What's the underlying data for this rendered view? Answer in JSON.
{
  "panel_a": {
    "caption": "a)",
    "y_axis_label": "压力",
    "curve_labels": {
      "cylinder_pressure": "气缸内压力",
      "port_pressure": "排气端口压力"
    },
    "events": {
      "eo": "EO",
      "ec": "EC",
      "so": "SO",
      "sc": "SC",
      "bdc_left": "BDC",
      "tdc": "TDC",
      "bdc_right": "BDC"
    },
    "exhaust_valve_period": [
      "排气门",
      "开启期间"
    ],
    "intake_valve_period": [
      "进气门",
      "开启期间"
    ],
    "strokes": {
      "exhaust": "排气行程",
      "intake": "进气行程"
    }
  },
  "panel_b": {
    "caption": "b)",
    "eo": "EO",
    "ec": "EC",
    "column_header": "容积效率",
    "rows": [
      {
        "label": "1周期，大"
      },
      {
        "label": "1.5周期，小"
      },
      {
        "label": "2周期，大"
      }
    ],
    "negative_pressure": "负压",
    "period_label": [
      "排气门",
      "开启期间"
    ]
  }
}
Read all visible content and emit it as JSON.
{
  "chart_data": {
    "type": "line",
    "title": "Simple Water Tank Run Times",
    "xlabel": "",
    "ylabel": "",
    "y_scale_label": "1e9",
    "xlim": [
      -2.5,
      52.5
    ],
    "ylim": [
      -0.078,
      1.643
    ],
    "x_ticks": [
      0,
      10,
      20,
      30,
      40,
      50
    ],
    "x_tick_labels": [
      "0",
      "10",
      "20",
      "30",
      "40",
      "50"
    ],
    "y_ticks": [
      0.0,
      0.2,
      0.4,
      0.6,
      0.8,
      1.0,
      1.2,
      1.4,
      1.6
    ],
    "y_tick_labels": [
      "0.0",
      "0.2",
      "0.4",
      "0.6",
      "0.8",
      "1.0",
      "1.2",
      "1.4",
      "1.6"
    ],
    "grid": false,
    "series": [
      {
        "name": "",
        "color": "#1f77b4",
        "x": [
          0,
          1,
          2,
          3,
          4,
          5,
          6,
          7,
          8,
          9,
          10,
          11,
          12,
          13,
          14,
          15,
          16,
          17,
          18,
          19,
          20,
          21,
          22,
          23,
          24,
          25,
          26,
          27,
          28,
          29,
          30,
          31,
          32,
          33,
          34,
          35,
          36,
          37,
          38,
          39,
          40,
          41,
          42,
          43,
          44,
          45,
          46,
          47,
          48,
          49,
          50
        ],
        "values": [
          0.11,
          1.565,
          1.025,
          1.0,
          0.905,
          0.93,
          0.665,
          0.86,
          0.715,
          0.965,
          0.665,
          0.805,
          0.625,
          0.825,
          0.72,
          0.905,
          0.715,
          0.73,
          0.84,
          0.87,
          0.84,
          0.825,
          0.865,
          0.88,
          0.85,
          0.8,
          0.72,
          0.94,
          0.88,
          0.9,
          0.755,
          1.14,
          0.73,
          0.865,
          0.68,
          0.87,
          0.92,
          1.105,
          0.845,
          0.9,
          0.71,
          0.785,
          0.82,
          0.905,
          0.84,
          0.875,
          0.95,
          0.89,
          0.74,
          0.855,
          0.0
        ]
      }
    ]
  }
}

· · · · · · ·

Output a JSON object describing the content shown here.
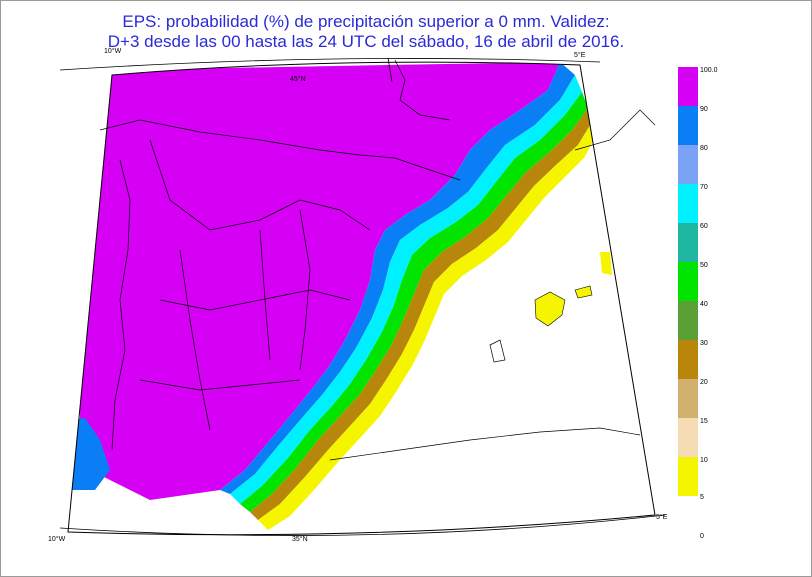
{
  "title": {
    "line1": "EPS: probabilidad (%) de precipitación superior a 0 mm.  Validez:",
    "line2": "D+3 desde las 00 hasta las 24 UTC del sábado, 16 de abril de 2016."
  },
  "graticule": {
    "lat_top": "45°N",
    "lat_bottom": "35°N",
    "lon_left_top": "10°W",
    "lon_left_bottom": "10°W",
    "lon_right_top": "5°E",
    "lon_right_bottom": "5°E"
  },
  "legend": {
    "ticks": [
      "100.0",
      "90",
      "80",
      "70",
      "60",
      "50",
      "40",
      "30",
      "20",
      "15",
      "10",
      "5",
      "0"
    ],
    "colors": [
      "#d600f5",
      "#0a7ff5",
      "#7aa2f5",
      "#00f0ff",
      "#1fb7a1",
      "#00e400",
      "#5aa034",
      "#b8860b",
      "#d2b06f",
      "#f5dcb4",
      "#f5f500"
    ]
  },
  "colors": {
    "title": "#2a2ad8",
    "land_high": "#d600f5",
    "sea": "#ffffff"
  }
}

· · · · · · ·

YOUR GOAL:
Copy out each line of the records that holds the string "title".

EXPECTED ANSWER:
    "title": "Simple Water Tank Run Times",
  "title": {
    "title": "#2a2ad8",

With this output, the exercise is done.